_Aim_
Select every line holding the word "screenshot" and copy it.

☆ ☆ ☆ ☆ ☆ ☆ ☆

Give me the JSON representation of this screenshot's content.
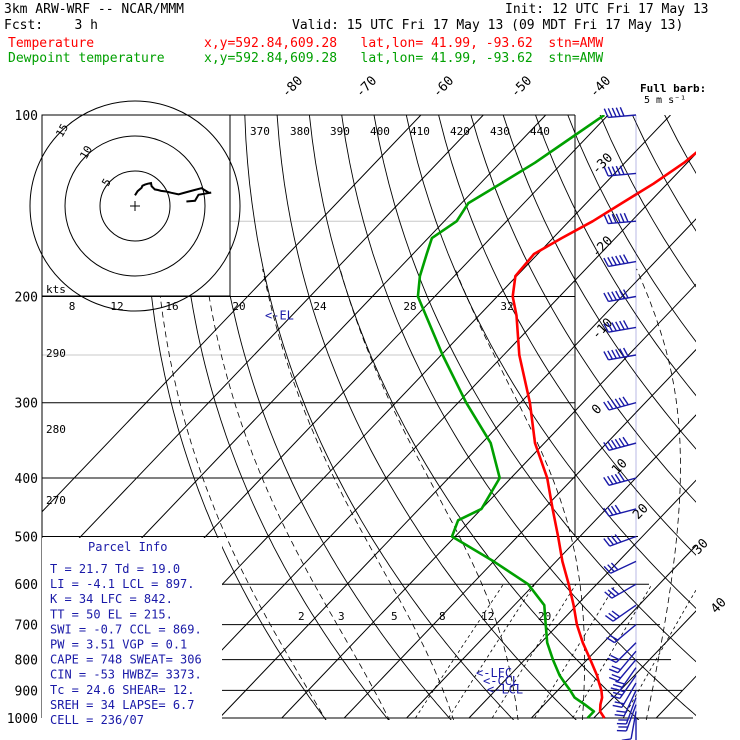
{
  "header": {
    "model": "3km ARW-WRF -- NCAR/MMM",
    "init": "Init: 12 UTC Fri 17 May 13",
    "fcst": "Fcst:    3 h",
    "valid": "Valid: 15 UTC Fri 17 May 13 (09 MDT Fri 17 May 13)",
    "temp_label": "Temperature",
    "temp_loc": "x,y=592.84,609.28   lat,lon= 41.99, -93.62  stn=AMW",
    "dew_label": "Dewpoint temperature",
    "dew_loc": "x,y=592.84,609.28   lat,lon= 41.99, -93.62  stn=AMW"
  },
  "colors": {
    "temperature": "#ff0000",
    "dewpoint": "#00a000",
    "barbs": "#1a1aa8",
    "info": "#1a1aa8",
    "grid": "#000000"
  },
  "barb_legend": {
    "title": "Full barb:",
    "value": "5 m s⁻¹"
  },
  "chart_data": {
    "type": "line",
    "subtype": "skew-T log-p thermodynamic diagram",
    "pressure_levels": [
      100,
      200,
      300,
      400,
      500,
      600,
      700,
      800,
      900,
      1000
    ],
    "pressure_range": [
      1000,
      100
    ],
    "y_scale": "log",
    "isotherm_labels": [
      "-80",
      "-70",
      "-60",
      "-50",
      "-40",
      "-30",
      "-20",
      "-10",
      "0",
      "10",
      "20",
      "30",
      "40"
    ],
    "theta_labels": [
      "370",
      "380",
      "390",
      "400",
      "410",
      "420",
      "430",
      "440"
    ],
    "theta_side_labels": [
      "290",
      "280",
      "270"
    ],
    "mixing_ratio_labels": [
      "2",
      "3",
      "5",
      "8",
      "12",
      "20"
    ],
    "series": [
      {
        "name": "Temperature",
        "p": [
          1000,
          975,
          950,
          925,
          900,
          875,
          850,
          800,
          750,
          700,
          650,
          600,
          550,
          500,
          450,
          400,
          350,
          300,
          250,
          215,
          200,
          185,
          170,
          160,
          150,
          140,
          130,
          120,
          110,
          100
        ],
        "t": [
          21.7,
          20.0,
          19.0,
          18.2,
          17.0,
          15.5,
          14.0,
          10.5,
          6.7,
          3.0,
          -0.5,
          -4.5,
          -9.0,
          -13.5,
          -18.6,
          -24.2,
          -31.5,
          -38.5,
          -47.5,
          -54.0,
          -57.5,
          -60.2,
          -60.6,
          -58.6,
          -56.2,
          -54.3,
          -52.2,
          -50.5,
          -49.6,
          -48.7
        ]
      },
      {
        "name": "Dewpoint temperature",
        "p": [
          1000,
          975,
          950,
          925,
          900,
          875,
          850,
          800,
          750,
          700,
          650,
          600,
          550,
          500,
          470,
          450,
          400,
          350,
          300,
          250,
          200,
          185,
          170,
          160,
          150,
          140,
          130,
          120,
          110,
          100
        ],
        "td": [
          19.0,
          19.0,
          16.5,
          13.8,
          12.0,
          10.0,
          8.0,
          4.5,
          1.0,
          -2.0,
          -5.2,
          -11.0,
          -20.0,
          -30.5,
          -32.0,
          -30.0,
          -31.8,
          -38.6,
          -48.7,
          -59.8,
          -72.7,
          -75.5,
          -77.8,
          -79.4,
          -78.0,
          -78.9,
          -76.7,
          -74.4,
          -72.6,
          -70.6
        ]
      }
    ],
    "parcel_markers": [
      {
        "label": "<-EL",
        "p": 215
      },
      {
        "label": "<-LFC",
        "p": 842
      },
      {
        "label": "<-CCL",
        "p": 869
      },
      {
        "label": "<-LCL",
        "p": 897
      }
    ],
    "wind_barbs": {
      "p": [
        1000,
        975,
        950,
        925,
        900,
        875,
        850,
        825,
        800,
        775,
        750,
        700,
        650,
        600,
        550,
        500,
        450,
        400,
        350,
        300,
        250,
        225,
        200,
        175,
        150,
        125,
        100
      ],
      "dir_deg": [
        180,
        190,
        200,
        200,
        205,
        210,
        215,
        215,
        220,
        220,
        225,
        230,
        235,
        240,
        245,
        250,
        255,
        255,
        255,
        255,
        260,
        260,
        260,
        260,
        265,
        265,
        265
      ],
      "speed_ms": [
        5,
        7,
        9,
        10,
        11,
        12,
        13,
        13,
        12,
        12,
        12,
        12,
        13,
        14,
        16,
        18,
        21,
        24,
        28,
        32,
        35,
        36,
        34,
        30,
        28,
        26,
        24
      ]
    },
    "hodograph": {
      "speed_unit_label": "kts",
      "ring_labels": [
        "5",
        "10",
        "15"
      ],
      "axis_labels": [
        "8",
        "12",
        "16",
        "20",
        "24",
        "28",
        "32"
      ]
    },
    "parcel_info": {
      "title": "Parcel Info",
      "rows": [
        "T   =   21.7  Td  =  19.0",
        "LI  =   -4.1  LCL =  897.",
        "K   =     34  LFC =  842.",
        "TT  =     50  EL  =  215.",
        "SWI =   -0.7  CCL =  869.",
        "PW  =   3.51  VGP =   0.1",
        "CAPE =   748  SWEAT=  306",
        "CIN  =   -53  HWBZ= 3373.",
        "Tc  =   24.6  SHEAR=  12.",
        "SREH =    34  LAPSE=  6.7",
        "CELL = 236/07"
      ]
    }
  }
}
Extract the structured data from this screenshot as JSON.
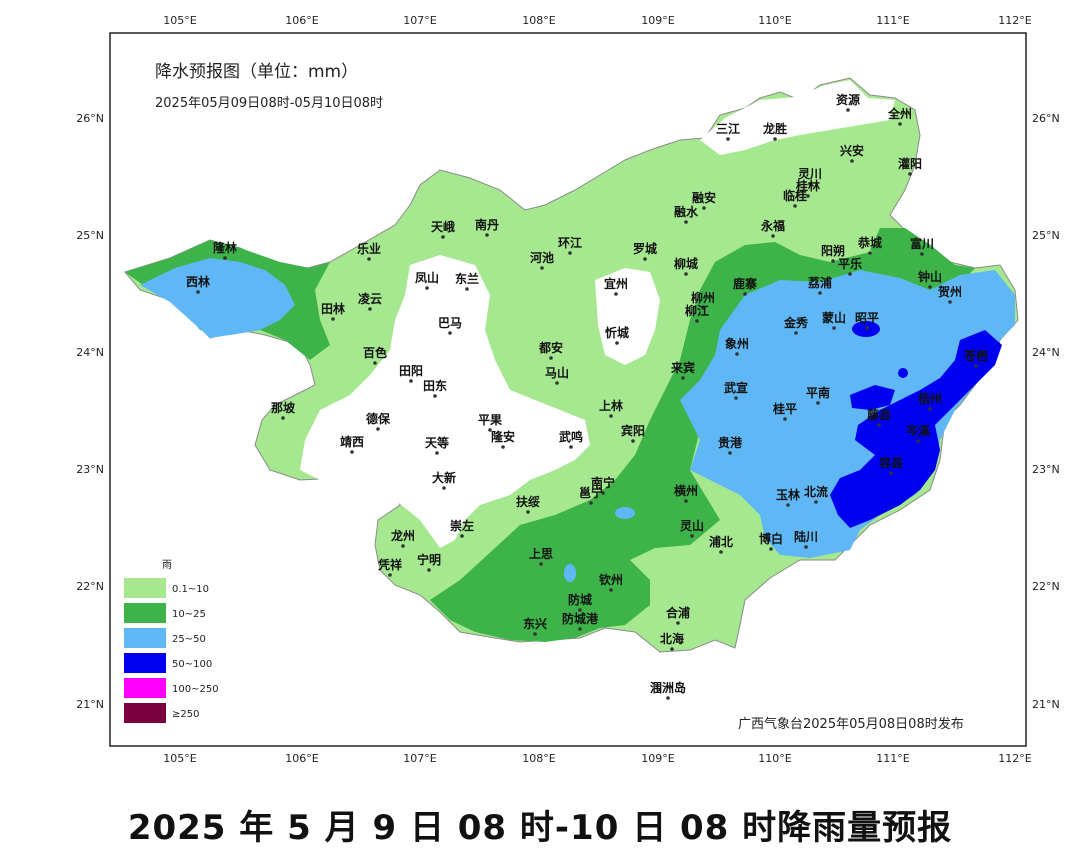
{
  "map": {
    "title": "降水预报图（单位：mm）",
    "subtitle": "2025年05月09日08时-05月10日08时",
    "issuer": "广西气象台2025年05月08日08时发布",
    "lon_ticks": [
      "105°E",
      "106°E",
      "107°E",
      "108°E",
      "109°E",
      "110°E",
      "111°E",
      "112°E"
    ],
    "lat_ticks": [
      "26°N",
      "25°N",
      "24°N",
      "23°N",
      "22°N",
      "21°N"
    ],
    "legend": {
      "title": "雨",
      "items": [
        {
          "label": "0.1~10",
          "color": "#a6e88f"
        },
        {
          "label": "10~25",
          "color": "#3db34a"
        },
        {
          "label": "25~50",
          "color": "#5fb8f5"
        },
        {
          "label": "50~100",
          "color": "#0000f0"
        },
        {
          "label": "100~250",
          "color": "#ff00ff"
        },
        {
          "label": "≥250",
          "color": "#7a0040"
        }
      ]
    },
    "cities": [
      "三江",
      "龙胜",
      "资源",
      "全州",
      "兴安",
      "灌阳",
      "灵川",
      "桂林",
      "临桂",
      "融安",
      "融水",
      "永福",
      "阳朔",
      "恭城",
      "富川",
      "天峨",
      "南丹",
      "环江",
      "罗城",
      "河池",
      "乐业",
      "隆林",
      "西林",
      "凤山",
      "东兰",
      "宜州",
      "柳城",
      "鹿寨",
      "荔浦",
      "平乐",
      "钟山",
      "贺州",
      "凌云",
      "田林",
      "巴马",
      "柳州",
      "柳江",
      "忻城",
      "金秀",
      "蒙山",
      "昭平",
      "都安",
      "象州",
      "百色",
      "田阳",
      "马山",
      "来宾",
      "武宣",
      "苍梧",
      "田东",
      "梧州",
      "平南",
      "桂平",
      "藤县",
      "那坡",
      "德保",
      "上林",
      "贵港",
      "靖西",
      "平果",
      "天等",
      "隆安",
      "武鸣",
      "宾阳",
      "岑溪",
      "容县",
      "大新",
      "北流",
      "南宁",
      "横州",
      "玉林",
      "扶绥",
      "邕宁",
      "龙州",
      "崇左",
      "灵山",
      "浦北",
      "博白",
      "陆川",
      "上思",
      "宁明",
      "凭祥",
      "钦州",
      "防城",
      "防城港",
      "东兴",
      "合浦",
      "北海",
      "涠洲岛"
    ]
  },
  "caption": "2025 年 5 月 9 日 08 时-10 日 08 时降雨量预报"
}
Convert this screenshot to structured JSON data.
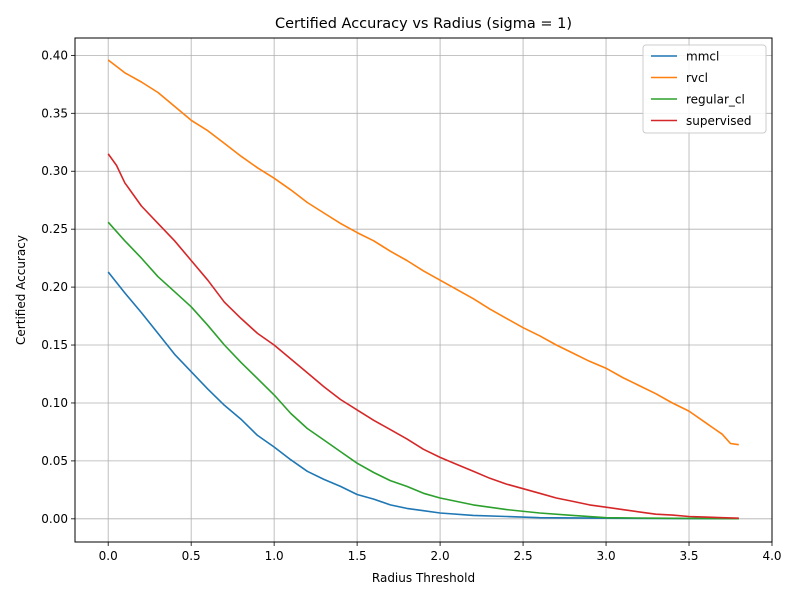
{
  "chart_data": {
    "type": "line",
    "title": "Certified Accuracy vs Radius (sigma = 1)",
    "xlabel": "Radius Threshold",
    "ylabel": "Certified Accuracy",
    "xlim": [
      -0.2,
      4.0
    ],
    "ylim": [
      -0.02,
      0.415
    ],
    "xticks": [
      0.0,
      0.5,
      1.0,
      1.5,
      2.0,
      2.5,
      3.0,
      3.5,
      4.0
    ],
    "xtick_labels": [
      "0.0",
      "0.5",
      "1.0",
      "1.5",
      "2.0",
      "2.5",
      "3.0",
      "3.5",
      "4.0"
    ],
    "yticks": [
      0.0,
      0.05,
      0.1,
      0.15,
      0.2,
      0.25,
      0.3,
      0.35,
      0.4
    ],
    "ytick_labels": [
      "0.00",
      "0.05",
      "0.10",
      "0.15",
      "0.20",
      "0.25",
      "0.30",
      "0.35",
      "0.40"
    ],
    "grid": true,
    "legend_position": "top-right",
    "series": [
      {
        "name": "mmcl",
        "color": "#1f77b4",
        "x": [
          0.0,
          0.1,
          0.2,
          0.3,
          0.4,
          0.5,
          0.6,
          0.7,
          0.8,
          0.9,
          1.0,
          1.1,
          1.2,
          1.3,
          1.4,
          1.5,
          1.6,
          1.7,
          1.8,
          1.9,
          2.0,
          2.2,
          2.4,
          2.6,
          3.0,
          3.5,
          3.8
        ],
        "y": [
          0.213,
          0.195,
          0.178,
          0.16,
          0.142,
          0.127,
          0.112,
          0.098,
          0.086,
          0.072,
          0.062,
          0.051,
          0.041,
          0.034,
          0.028,
          0.021,
          0.017,
          0.012,
          0.009,
          0.007,
          0.005,
          0.003,
          0.002,
          0.001,
          0.0005,
          0.0002,
          0.0001
        ]
      },
      {
        "name": "rvcl",
        "color": "#ff7f0e",
        "x": [
          0.0,
          0.1,
          0.2,
          0.3,
          0.4,
          0.5,
          0.6,
          0.7,
          0.8,
          0.9,
          1.0,
          1.1,
          1.2,
          1.3,
          1.4,
          1.5,
          1.6,
          1.7,
          1.8,
          1.9,
          2.0,
          2.1,
          2.2,
          2.3,
          2.4,
          2.5,
          2.6,
          2.7,
          2.8,
          2.9,
          3.0,
          3.1,
          3.2,
          3.3,
          3.4,
          3.5,
          3.6,
          3.65,
          3.7,
          3.75,
          3.8
        ],
        "y": [
          0.396,
          0.385,
          0.377,
          0.368,
          0.356,
          0.344,
          0.335,
          0.324,
          0.313,
          0.303,
          0.294,
          0.284,
          0.273,
          0.264,
          0.255,
          0.247,
          0.24,
          0.231,
          0.223,
          0.214,
          0.206,
          0.198,
          0.19,
          0.181,
          0.173,
          0.165,
          0.158,
          0.15,
          0.143,
          0.136,
          0.13,
          0.122,
          0.115,
          0.108,
          0.1,
          0.093,
          0.083,
          0.078,
          0.073,
          0.065,
          0.064
        ]
      },
      {
        "name": "regular_cl",
        "color": "#2ca02c",
        "x": [
          0.0,
          0.1,
          0.2,
          0.3,
          0.4,
          0.5,
          0.6,
          0.7,
          0.8,
          0.9,
          1.0,
          1.1,
          1.2,
          1.3,
          1.4,
          1.5,
          1.6,
          1.7,
          1.8,
          1.9,
          2.0,
          2.2,
          2.4,
          2.6,
          2.8,
          3.0,
          3.3,
          3.8
        ],
        "y": [
          0.256,
          0.24,
          0.225,
          0.209,
          0.196,
          0.183,
          0.167,
          0.15,
          0.135,
          0.121,
          0.107,
          0.091,
          0.078,
          0.068,
          0.058,
          0.048,
          0.04,
          0.033,
          0.028,
          0.022,
          0.018,
          0.012,
          0.008,
          0.005,
          0.003,
          0.001,
          0.0005,
          0.0001
        ]
      },
      {
        "name": "supervised",
        "color": "#d62728",
        "x": [
          0.0,
          0.05,
          0.1,
          0.15,
          0.2,
          0.3,
          0.4,
          0.5,
          0.6,
          0.7,
          0.8,
          0.9,
          1.0,
          1.1,
          1.2,
          1.3,
          1.4,
          1.5,
          1.6,
          1.7,
          1.8,
          1.9,
          2.0,
          2.1,
          2.2,
          2.3,
          2.4,
          2.5,
          2.6,
          2.7,
          2.8,
          2.9,
          3.0,
          3.1,
          3.2,
          3.3,
          3.4,
          3.5,
          3.6,
          3.7,
          3.8
        ],
        "y": [
          0.315,
          0.305,
          0.29,
          0.28,
          0.27,
          0.255,
          0.24,
          0.223,
          0.206,
          0.187,
          0.173,
          0.16,
          0.15,
          0.138,
          0.126,
          0.114,
          0.103,
          0.094,
          0.085,
          0.077,
          0.069,
          0.06,
          0.053,
          0.047,
          0.041,
          0.035,
          0.03,
          0.026,
          0.022,
          0.018,
          0.015,
          0.012,
          0.01,
          0.008,
          0.006,
          0.004,
          0.0032,
          0.002,
          0.0015,
          0.001,
          0.0005
        ]
      }
    ]
  }
}
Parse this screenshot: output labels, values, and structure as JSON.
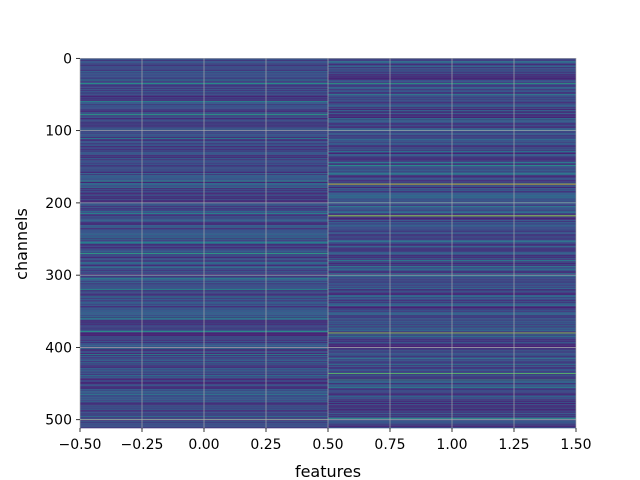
{
  "chart_data": {
    "type": "heatmap",
    "title": "",
    "xlabel": "features",
    "ylabel": "channels",
    "xlim": [
      -0.5,
      1.5
    ],
    "ylim": [
      512,
      0
    ],
    "x_ticks": [
      "−0.50",
      "−0.25",
      "0.00",
      "0.25",
      "0.50",
      "0.75",
      "1.00",
      "1.25",
      "1.50"
    ],
    "x_tick_values": [
      -0.5,
      -0.25,
      0.0,
      0.25,
      0.5,
      0.75,
      1.0,
      1.25,
      1.5
    ],
    "y_ticks": [
      "0",
      "100",
      "200",
      "300",
      "400",
      "500"
    ],
    "y_tick_values": [
      0,
      100,
      200,
      300,
      400,
      500
    ],
    "grid": true,
    "colormap": "viridis",
    "columns": [
      0,
      1
    ],
    "rows": 512,
    "value_range": [
      0,
      1
    ],
    "highlighted_rows": {
      "column_0": [
        {
          "row": 35,
          "value": 0.55
        },
        {
          "row": 60,
          "value": 0.5
        },
        {
          "row": 78,
          "value": 0.6
        },
        {
          "row": 170,
          "value": 0.5
        },
        {
          "row": 215,
          "value": 0.5
        },
        {
          "row": 250,
          "value": 0.45
        },
        {
          "row": 270,
          "value": 0.6
        },
        {
          "row": 290,
          "value": 0.45
        },
        {
          "row": 320,
          "value": 0.5
        },
        {
          "row": 360,
          "value": 0.45
        },
        {
          "row": 378,
          "value": 0.55
        },
        {
          "row": 410,
          "value": 0.5
        },
        {
          "row": 500,
          "value": 0.7
        }
      ],
      "column_1": [
        {
          "row": 5,
          "value": 0.45
        },
        {
          "row": 35,
          "value": 0.6
        },
        {
          "row": 148,
          "value": 0.55
        },
        {
          "row": 160,
          "value": 0.5
        },
        {
          "row": 174,
          "value": 0.95
        },
        {
          "row": 205,
          "value": 0.45
        },
        {
          "row": 218,
          "value": 0.9
        },
        {
          "row": 280,
          "value": 0.45
        },
        {
          "row": 380,
          "value": 0.85
        },
        {
          "row": 415,
          "value": 0.45
        },
        {
          "row": 436,
          "value": 0.75
        },
        {
          "row": 445,
          "value": 0.6
        },
        {
          "row": 455,
          "value": 0.5
        },
        {
          "row": 498,
          "value": 0.55
        }
      ]
    }
  }
}
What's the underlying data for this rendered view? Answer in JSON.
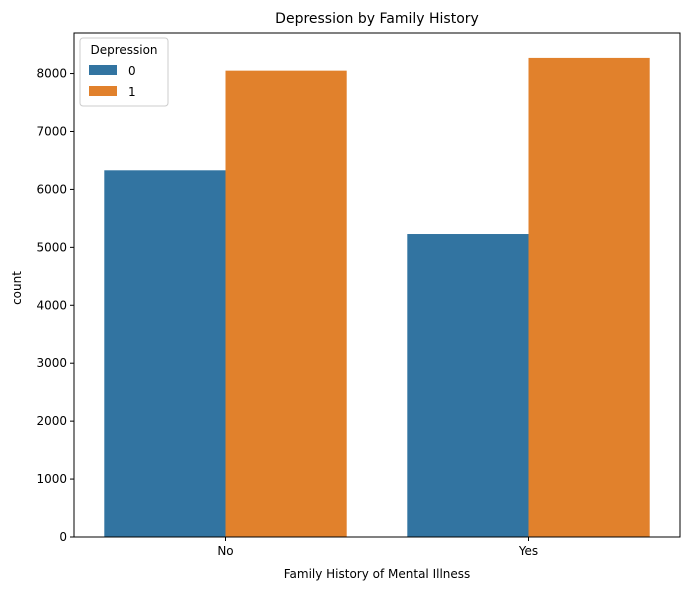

☆ ☆ ☆ ☆ ☆ ☆ ☆

_Expected output_
Give me the JSON representation of this screenshot's content.
Extract the structured data from this screenshot as JSON.
Convert this screenshot to structured JSON data.
Parse this screenshot: output labels, values, and structure as JSON.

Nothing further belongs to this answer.